_RECORDS FOR PROCESSING:_

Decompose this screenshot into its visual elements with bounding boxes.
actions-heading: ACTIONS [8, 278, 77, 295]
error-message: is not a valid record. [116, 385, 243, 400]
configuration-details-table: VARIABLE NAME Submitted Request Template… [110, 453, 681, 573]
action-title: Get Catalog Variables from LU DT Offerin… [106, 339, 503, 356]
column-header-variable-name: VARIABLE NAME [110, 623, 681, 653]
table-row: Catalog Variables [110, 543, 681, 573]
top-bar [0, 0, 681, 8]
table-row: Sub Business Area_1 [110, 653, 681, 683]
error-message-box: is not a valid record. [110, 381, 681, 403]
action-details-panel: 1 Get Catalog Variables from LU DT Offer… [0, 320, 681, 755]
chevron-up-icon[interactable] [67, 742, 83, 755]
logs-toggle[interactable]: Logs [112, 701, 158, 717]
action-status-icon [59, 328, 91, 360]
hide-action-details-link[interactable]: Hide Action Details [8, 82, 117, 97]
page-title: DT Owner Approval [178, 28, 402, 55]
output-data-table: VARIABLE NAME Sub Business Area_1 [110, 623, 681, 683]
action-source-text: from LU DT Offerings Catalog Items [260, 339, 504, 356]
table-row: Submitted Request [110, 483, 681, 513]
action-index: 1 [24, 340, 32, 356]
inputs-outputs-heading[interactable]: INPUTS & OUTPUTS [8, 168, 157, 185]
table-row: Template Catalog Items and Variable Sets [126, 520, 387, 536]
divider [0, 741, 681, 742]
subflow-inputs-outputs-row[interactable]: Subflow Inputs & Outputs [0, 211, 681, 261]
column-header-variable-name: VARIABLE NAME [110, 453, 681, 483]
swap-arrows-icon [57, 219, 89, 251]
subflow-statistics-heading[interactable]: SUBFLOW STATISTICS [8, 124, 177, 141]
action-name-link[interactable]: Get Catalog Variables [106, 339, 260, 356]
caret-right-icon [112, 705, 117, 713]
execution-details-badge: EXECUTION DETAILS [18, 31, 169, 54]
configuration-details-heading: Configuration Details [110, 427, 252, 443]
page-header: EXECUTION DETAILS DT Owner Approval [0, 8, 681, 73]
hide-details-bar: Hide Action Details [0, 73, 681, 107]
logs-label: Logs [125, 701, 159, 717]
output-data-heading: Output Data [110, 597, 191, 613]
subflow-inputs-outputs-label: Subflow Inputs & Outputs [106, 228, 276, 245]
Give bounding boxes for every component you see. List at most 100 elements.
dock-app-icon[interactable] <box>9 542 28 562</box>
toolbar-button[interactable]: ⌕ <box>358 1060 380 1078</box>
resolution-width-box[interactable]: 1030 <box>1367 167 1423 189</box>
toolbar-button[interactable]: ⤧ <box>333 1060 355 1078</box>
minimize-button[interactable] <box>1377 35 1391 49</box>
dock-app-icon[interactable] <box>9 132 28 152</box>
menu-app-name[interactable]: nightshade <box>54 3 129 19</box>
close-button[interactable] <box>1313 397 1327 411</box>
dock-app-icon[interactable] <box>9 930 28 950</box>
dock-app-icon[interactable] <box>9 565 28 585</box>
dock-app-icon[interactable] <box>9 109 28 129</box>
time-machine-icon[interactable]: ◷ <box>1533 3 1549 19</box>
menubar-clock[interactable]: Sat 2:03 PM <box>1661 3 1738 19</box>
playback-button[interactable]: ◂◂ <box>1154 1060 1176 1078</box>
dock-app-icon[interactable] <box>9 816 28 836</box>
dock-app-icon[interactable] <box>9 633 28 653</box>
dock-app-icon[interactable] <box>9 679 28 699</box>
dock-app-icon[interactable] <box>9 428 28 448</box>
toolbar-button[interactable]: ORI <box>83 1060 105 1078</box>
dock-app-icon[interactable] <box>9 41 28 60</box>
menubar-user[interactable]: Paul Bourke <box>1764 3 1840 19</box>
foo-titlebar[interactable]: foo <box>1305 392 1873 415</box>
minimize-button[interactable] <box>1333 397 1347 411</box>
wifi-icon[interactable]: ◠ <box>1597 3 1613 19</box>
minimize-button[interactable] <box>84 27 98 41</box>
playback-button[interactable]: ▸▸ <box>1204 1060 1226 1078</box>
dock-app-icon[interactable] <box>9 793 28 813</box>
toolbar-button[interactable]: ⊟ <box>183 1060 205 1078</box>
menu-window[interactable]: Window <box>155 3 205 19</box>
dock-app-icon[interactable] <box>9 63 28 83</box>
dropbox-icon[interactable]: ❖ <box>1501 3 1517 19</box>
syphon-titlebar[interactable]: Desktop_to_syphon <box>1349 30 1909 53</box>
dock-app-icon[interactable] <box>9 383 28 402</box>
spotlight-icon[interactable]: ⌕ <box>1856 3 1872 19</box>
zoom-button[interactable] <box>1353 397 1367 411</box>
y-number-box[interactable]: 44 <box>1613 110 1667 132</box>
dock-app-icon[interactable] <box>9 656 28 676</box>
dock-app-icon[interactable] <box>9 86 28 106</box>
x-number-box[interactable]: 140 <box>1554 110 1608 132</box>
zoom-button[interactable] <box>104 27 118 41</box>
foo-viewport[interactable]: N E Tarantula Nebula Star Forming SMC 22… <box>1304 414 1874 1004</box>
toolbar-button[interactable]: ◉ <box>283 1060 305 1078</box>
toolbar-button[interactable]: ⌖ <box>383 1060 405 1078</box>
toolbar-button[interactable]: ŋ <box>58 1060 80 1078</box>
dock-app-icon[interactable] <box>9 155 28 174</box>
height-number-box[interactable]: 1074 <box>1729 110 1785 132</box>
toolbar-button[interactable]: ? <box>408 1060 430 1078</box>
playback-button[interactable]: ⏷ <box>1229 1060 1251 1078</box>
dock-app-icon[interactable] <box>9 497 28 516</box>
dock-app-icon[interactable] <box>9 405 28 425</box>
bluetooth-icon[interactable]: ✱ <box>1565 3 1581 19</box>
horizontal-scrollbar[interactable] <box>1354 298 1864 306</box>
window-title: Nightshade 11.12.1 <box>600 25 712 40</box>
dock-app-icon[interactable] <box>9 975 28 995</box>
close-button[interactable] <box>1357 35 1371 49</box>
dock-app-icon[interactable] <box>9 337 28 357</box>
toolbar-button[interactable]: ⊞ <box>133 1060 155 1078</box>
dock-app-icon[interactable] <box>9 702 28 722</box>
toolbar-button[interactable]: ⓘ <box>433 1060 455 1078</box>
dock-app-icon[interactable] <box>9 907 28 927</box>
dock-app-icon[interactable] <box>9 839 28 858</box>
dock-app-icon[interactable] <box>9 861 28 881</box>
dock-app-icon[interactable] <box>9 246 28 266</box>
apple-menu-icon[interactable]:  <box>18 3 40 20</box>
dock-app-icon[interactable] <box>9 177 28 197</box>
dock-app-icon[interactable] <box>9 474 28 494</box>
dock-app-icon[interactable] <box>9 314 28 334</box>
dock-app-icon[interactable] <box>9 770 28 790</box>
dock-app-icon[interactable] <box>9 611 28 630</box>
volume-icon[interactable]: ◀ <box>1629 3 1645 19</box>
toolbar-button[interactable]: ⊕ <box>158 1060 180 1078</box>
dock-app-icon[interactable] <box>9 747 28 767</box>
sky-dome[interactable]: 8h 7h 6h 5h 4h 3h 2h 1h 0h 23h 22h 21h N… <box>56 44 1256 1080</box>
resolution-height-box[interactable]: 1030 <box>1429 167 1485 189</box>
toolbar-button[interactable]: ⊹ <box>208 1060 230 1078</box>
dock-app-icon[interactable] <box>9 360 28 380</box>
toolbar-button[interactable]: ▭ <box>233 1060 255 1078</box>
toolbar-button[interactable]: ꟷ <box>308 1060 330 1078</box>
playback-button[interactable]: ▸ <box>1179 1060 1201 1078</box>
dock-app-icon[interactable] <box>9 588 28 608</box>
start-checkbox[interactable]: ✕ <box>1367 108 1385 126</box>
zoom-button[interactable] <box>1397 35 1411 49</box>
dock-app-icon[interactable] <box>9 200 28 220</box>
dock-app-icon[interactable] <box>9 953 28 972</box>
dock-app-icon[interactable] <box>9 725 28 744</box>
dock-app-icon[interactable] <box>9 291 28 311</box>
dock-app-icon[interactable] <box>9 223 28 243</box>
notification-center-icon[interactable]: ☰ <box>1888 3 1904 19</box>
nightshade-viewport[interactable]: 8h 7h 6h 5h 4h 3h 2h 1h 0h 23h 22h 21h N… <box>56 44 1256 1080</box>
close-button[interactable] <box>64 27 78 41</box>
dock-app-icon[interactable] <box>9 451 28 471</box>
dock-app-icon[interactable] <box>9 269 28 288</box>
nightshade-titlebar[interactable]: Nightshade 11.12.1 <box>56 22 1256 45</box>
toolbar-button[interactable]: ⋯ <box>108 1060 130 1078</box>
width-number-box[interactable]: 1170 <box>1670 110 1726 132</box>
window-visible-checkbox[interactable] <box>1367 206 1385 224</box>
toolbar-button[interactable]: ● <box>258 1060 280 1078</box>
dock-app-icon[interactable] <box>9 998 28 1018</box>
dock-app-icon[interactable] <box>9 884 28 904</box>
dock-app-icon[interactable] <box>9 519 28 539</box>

_DIRECTIVE:_
Reproduce verbatim the lines above, from the first line of the records through the line containing "configuration-details-table: VARIABLE NAME", both included.

_EXERCISE OUTPUT:_
Decompose this screenshot into its visual elements with bounding boxes.
actions-heading: ACTIONS [8, 278, 77, 295]
error-message: is not a valid record. [116, 385, 243, 400]
configuration-details-table: VARIABLE NAME Submitted Request Template… [110, 453, 681, 573]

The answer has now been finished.